==== MATERIAL FOR THE TASK
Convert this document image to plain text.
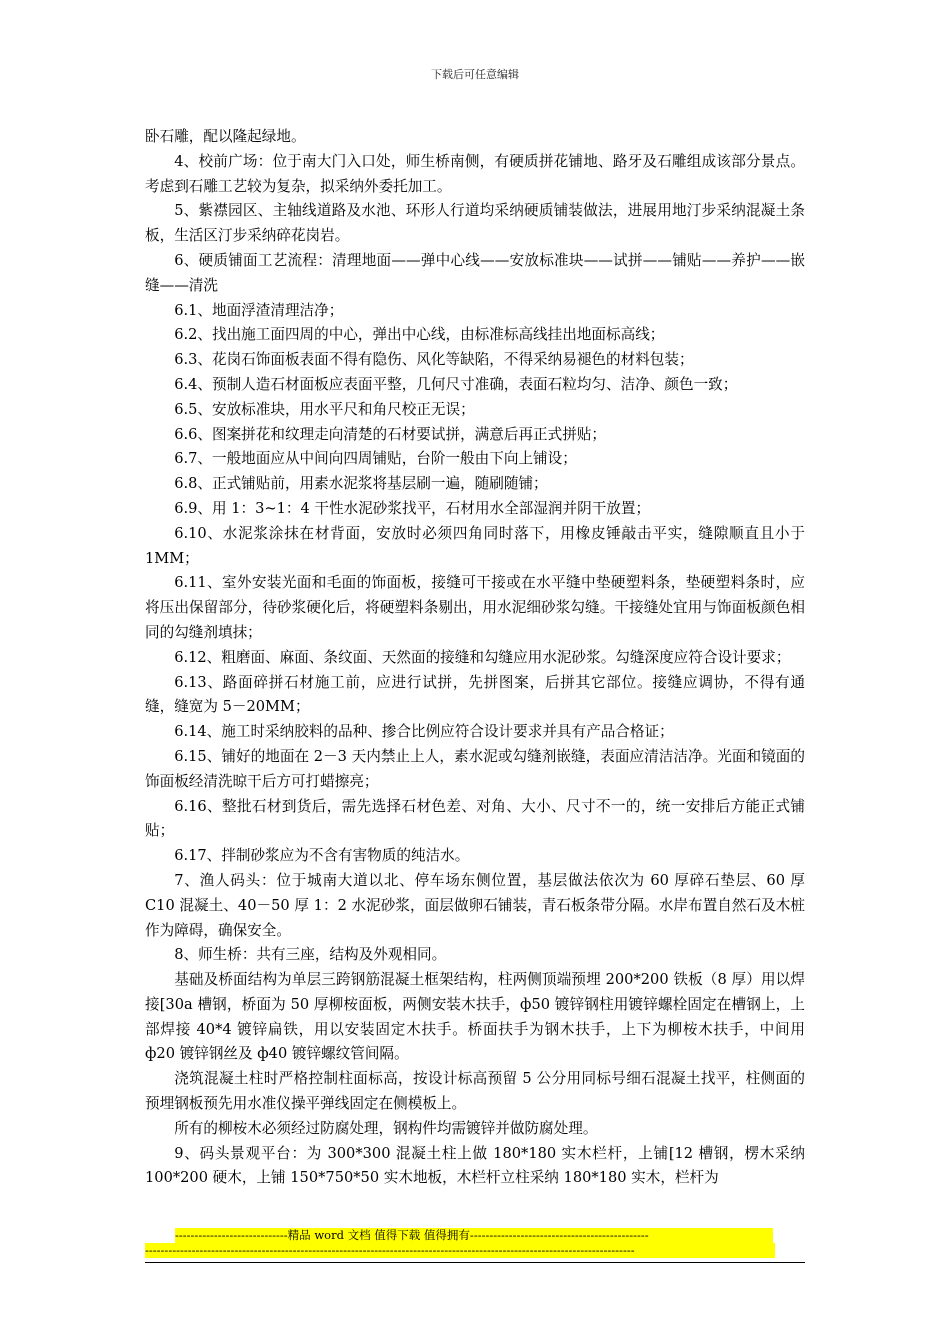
下载后可任意编辑

卧石雕，配以隆起绿地。

4、校前广场：位于南大门入口处，师生桥南侧，有硬质拼花铺地、路牙及石雕组成该部分景点。考虑到石雕工艺较为复杂，拟采纳外委托加工。

5、紫襟园区、主轴线道路及水池、环形人行道均采纳硬质铺装做法，进展用地汀步采纳混凝土条板，生活区汀步采纳碎花岗岩。

6、硬质铺面工艺流程：清理地面——弹中心线——安放标准块——试拼——铺贴——养护——嵌缝——清洗

6.1、地面浮渣清理洁净；

6.2、找出施工面四周的中心，弹出中心线，由标准标高线挂出地面标高线；

6.3、花岗石饰面板表面不得有隐伤、风化等缺陷，不得采纳易褪色的材料包装；

6.4、预制人造石材面板应表面平整，几何尺寸准确，表面石粒均匀、洁净、颜色一致；

6.5、安放标准块，用水平尺和角尺校正无误；

6.6、图案拼花和纹理走向清楚的石材要试拼，满意后再正式拼贴；

6.7、一般地面应从中间向四周铺贴，台阶一般由下向上铺设；

6.8、正式铺贴前，用素水泥浆将基层刷一遍，随刷随铺；

6.9、用 1：3~1：4 干性水泥砂浆找平，石材用水全部湿润并阴干放置；

6.10、水泥浆涂抹在材背面，安放时必须四角同时落下，用橡皮锤敲击平实，缝隙顺直且小于 1MM；

6.11、室外安装光面和毛面的饰面板，接缝可干接或在水平缝中垫硬塑料条，垫硬塑料条时，应将压出保留部分，待砂浆硬化后，将硬塑料条剔出，用水泥细砂浆勾缝。干接缝处宜用与饰面板颜色相同的勾缝剂填抹；

6.12、粗磨面、麻面、条纹面、天然面的接缝和勾缝应用水泥砂浆。勾缝深度应符合设计要求；

6.13、路面碎拼石材施工前，应进行试拼，先拼图案，后拼其它部位。接缝应调协，不得有通缝，缝宽为 5－20MM；

6.14、施工时采纳胶料的品种、掺合比例应符合设计要求并具有产品合格证；

6.15、铺好的地面在 2－3 天内禁止上人，素水泥或勾缝剂嵌缝，表面应清洁洁净。光面和镜面的饰面板经清洗晾干后方可打蜡擦亮；

6.16、整批石材到货后，需先选择石材色差、对角、大小、尺寸不一的，统一安排后方能正式铺贴；

6.17、拌制砂浆应为不含有害物质的纯洁水。

7、渔人码头：位于城南大道以北、停车场东侧位置，基层做法依次为 60 厚碎石垫层、60 厚 C10 混凝土、40－50 厚 1：2 水泥砂浆，面层做卵石铺装，青石板条带分隔。水岸布置自然石及木桩作为障碍，确保安全。

8、师生桥：共有三座，结构及外观相同。

基础及桥面结构为单层三跨钢筋混凝土框架结构，柱两侧顶端预埋 200*200 铁板（8 厚）用以焊接[30a 槽钢，桥面为 50 厚柳桉面板，两侧安装木扶手，ф50 镀锌钢柱用镀锌螺栓固定在槽钢上，上部焊接 40*4 镀锌扁铁，用以安装固定木扶手。桥面扶手为钢木扶手，上下为柳桉木扶手，中间用 ф20 镀锌钢丝及 ф40 镀锌螺纹管间隔。

浇筑混凝土柱时严格控制柱面标高，按设计标高预留 5 公分用同标号细石混凝土找平，柱侧面的预埋钢板预先用水准仪操平弹线固定在侧模板上。

所有的柳桉木必须经过防腐处理，钢构件均需镀锌并做防腐处理。

9、码头景观平台：为 300*300 混凝土柱上做 180*180 实木栏杆，上铺[12 槽钢，楞木采纳 100*200 硬木，上铺 150*750*50 实木地板，木栏杆立柱采纳 180*180 实木，栏杆为

-----------------------------精品 word 文档 值得下载 值得拥有----------------------------------------------
------------------------------------------------------------------------------------------------------------------------------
========
• _GOAL OF THE EXERCISE_
Scan the material above. Copy each line that holds the word "安放标准块".

• _WRITTEN ANSWER_
6、硬质铺面工艺流程：清理地面——弹中心线——安放标准块——试拼——铺贴——养护——嵌缝——清洗
6.5、安放标准块，用水平尺和角尺校正无误；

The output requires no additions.